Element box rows
────────────────────

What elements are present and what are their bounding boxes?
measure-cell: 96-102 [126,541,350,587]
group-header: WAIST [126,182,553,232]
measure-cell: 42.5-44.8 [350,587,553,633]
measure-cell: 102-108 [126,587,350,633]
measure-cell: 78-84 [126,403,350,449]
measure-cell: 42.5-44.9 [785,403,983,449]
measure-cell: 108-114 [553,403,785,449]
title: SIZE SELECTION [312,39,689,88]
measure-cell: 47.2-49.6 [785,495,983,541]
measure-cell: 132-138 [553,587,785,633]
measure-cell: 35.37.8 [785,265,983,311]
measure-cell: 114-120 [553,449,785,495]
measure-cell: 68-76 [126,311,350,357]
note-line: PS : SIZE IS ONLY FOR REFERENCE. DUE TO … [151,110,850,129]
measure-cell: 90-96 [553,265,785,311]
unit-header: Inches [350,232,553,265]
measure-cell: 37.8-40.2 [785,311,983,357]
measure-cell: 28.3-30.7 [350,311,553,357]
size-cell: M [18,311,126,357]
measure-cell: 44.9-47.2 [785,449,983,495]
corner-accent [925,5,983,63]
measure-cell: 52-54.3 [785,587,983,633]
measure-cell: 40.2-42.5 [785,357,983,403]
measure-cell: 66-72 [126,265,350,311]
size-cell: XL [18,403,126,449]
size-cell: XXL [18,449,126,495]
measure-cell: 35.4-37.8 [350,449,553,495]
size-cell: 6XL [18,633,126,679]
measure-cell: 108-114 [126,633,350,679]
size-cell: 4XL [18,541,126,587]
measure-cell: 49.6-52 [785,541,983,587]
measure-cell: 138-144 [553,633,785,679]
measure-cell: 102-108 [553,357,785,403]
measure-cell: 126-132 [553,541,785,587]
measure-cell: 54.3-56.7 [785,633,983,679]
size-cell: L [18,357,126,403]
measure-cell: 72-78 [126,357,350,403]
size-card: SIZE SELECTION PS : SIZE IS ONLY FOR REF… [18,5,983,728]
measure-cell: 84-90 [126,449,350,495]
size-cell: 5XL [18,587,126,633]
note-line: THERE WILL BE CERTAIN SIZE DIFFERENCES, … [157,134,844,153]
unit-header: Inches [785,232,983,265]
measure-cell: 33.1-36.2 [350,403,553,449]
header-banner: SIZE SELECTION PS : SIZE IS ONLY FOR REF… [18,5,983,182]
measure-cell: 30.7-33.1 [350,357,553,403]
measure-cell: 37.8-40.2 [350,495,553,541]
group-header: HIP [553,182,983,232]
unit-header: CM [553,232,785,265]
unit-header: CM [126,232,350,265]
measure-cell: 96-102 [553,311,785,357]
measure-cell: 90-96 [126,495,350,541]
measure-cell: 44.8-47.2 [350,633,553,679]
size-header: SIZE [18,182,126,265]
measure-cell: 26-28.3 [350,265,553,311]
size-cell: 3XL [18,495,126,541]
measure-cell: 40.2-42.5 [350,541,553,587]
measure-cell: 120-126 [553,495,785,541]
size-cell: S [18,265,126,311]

────────────────────

EXERCISE REQUIREMENTS ▸
Reproduce every line of the rows above without any changes.

ANSWER TO THIS PROBLEM ▸
What elements are present and what are their bounding boxes?
measure-cell: 96-102 [126,541,350,587]
group-header: WAIST [126,182,553,232]
measure-cell: 42.5-44.8 [350,587,553,633]
measure-cell: 102-108 [126,587,350,633]
measure-cell: 78-84 [126,403,350,449]
measure-cell: 42.5-44.9 [785,403,983,449]
measure-cell: 108-114 [553,403,785,449]
title: SIZE SELECTION [312,39,689,88]
measure-cell: 47.2-49.6 [785,495,983,541]
measure-cell: 132-138 [553,587,785,633]
measure-cell: 35.37.8 [785,265,983,311]
measure-cell: 114-120 [553,449,785,495]
measure-cell: 68-76 [126,311,350,357]
note-line: PS : SIZE IS ONLY FOR REFERENCE. DUE TO … [151,110,850,129]
measure-cell: 90-96 [553,265,785,311]
unit-header: Inches [350,232,553,265]
measure-cell: 37.8-40.2 [785,311,983,357]
measure-cell: 28.3-30.7 [350,311,553,357]
size-cell: M [18,311,126,357]
measure-cell: 44.9-47.2 [785,449,983,495]
corner-accent [925,5,983,63]
measure-cell: 52-54.3 [785,587,983,633]
measure-cell: 40.2-42.5 [785,357,983,403]
measure-cell: 66-72 [126,265,350,311]
size-cell: XL [18,403,126,449]
size-cell: XXL [18,449,126,495]
measure-cell: 35.4-37.8 [350,449,553,495]
size-cell: 6XL [18,633,126,679]
measure-cell: 108-114 [126,633,350,679]
size-cell: 4XL [18,541,126,587]
measure-cell: 49.6-52 [785,541,983,587]
measure-cell: 138-144 [553,633,785,679]
measure-cell: 102-108 [553,357,785,403]
measure-cell: 126-132 [553,541,785,587]
measure-cell: 54.3-56.7 [785,633,983,679]
size-cell: L [18,357,126,403]
measure-cell: 72-78 [126,357,350,403]
size-card: SIZE SELECTION PS : SIZE IS ONLY FOR REF… [18,5,983,728]
measure-cell: 84-90 [126,449,350,495]
size-cell: 5XL [18,587,126,633]
note-line: THERE WILL BE CERTAIN SIZE DIFFERENCES, … [157,134,844,153]
unit-header: Inches [785,232,983,265]
measure-cell: 33.1-36.2 [350,403,553,449]
header-banner: SIZE SELECTION PS : SIZE IS ONLY FOR REF… [18,5,983,182]
measure-cell: 30.7-33.1 [350,357,553,403]
measure-cell: 37.8-40.2 [350,495,553,541]
group-header: HIP [553,182,983,232]
unit-header: CM [553,232,785,265]
unit-header: CM [126,232,350,265]
measure-cell: 96-102 [553,311,785,357]
measure-cell: 90-96 [126,495,350,541]
measure-cell: 44.8-47.2 [350,633,553,679]
size-header: SIZE [18,182,126,265]
measure-cell: 26-28.3 [350,265,553,311]
size-cell: 3XL [18,495,126,541]
measure-cell: 40.2-42.5 [350,541,553,587]
measure-cell: 120-126 [553,495,785,541]
size-cell: S [18,265,126,311]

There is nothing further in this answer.